#### DATA EXTRACT:
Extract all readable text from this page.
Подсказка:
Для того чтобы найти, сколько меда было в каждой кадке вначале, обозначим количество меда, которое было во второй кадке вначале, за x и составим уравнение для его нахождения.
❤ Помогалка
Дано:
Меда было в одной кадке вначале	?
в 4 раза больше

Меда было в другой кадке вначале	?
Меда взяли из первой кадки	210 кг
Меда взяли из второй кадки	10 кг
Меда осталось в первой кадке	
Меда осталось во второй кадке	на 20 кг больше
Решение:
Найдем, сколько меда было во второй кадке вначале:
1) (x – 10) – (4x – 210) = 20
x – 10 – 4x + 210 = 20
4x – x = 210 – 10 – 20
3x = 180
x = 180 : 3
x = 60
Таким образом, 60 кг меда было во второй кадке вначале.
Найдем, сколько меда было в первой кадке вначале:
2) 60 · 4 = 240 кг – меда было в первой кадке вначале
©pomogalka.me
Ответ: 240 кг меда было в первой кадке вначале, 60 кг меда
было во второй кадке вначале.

#### SET TASK:
Write out the entries in full, exactly as given.

#### SOLUTION TO THE EXERCISE:
Extract all readable text from this page.
Подсказка:
Для того чтобы найти, сколько меда было в каждой кадке вначале, обозначим количество меда, которое было во второй кадке вначале, за x и составим уравнение для его нахождения.
❤ Помогалка
Дано:
Меда было в одной кадке вначале	?
в 4 раза больше

Меда было в другой кадке вначале	?
Меда взяли из первой кадки	210 кг
Меда взяли из второй кадки	10 кг
Меда осталось в первой кадке	
Меда осталось во второй кадке	на 20 кг больше
Решение:
Найдем, сколько меда было во второй кадке вначале:
1) (x – 10) – (4x – 210) = 20
x – 10 – 4x + 210 = 20
4x – x = 210 – 10 – 20
3x = 180
x = 180 : 3
x = 60
Таким образом, 60 кг меда было во второй кадке вначале.
Найдем, сколько меда было в первой кадке вначале:
2) 60 · 4 = 240 кг – меда было в первой кадке вначале
©pomogalka.me
Ответ: 240 кг меда было в первой кадке вначале, 60 кг меда
было во второй кадке вначале.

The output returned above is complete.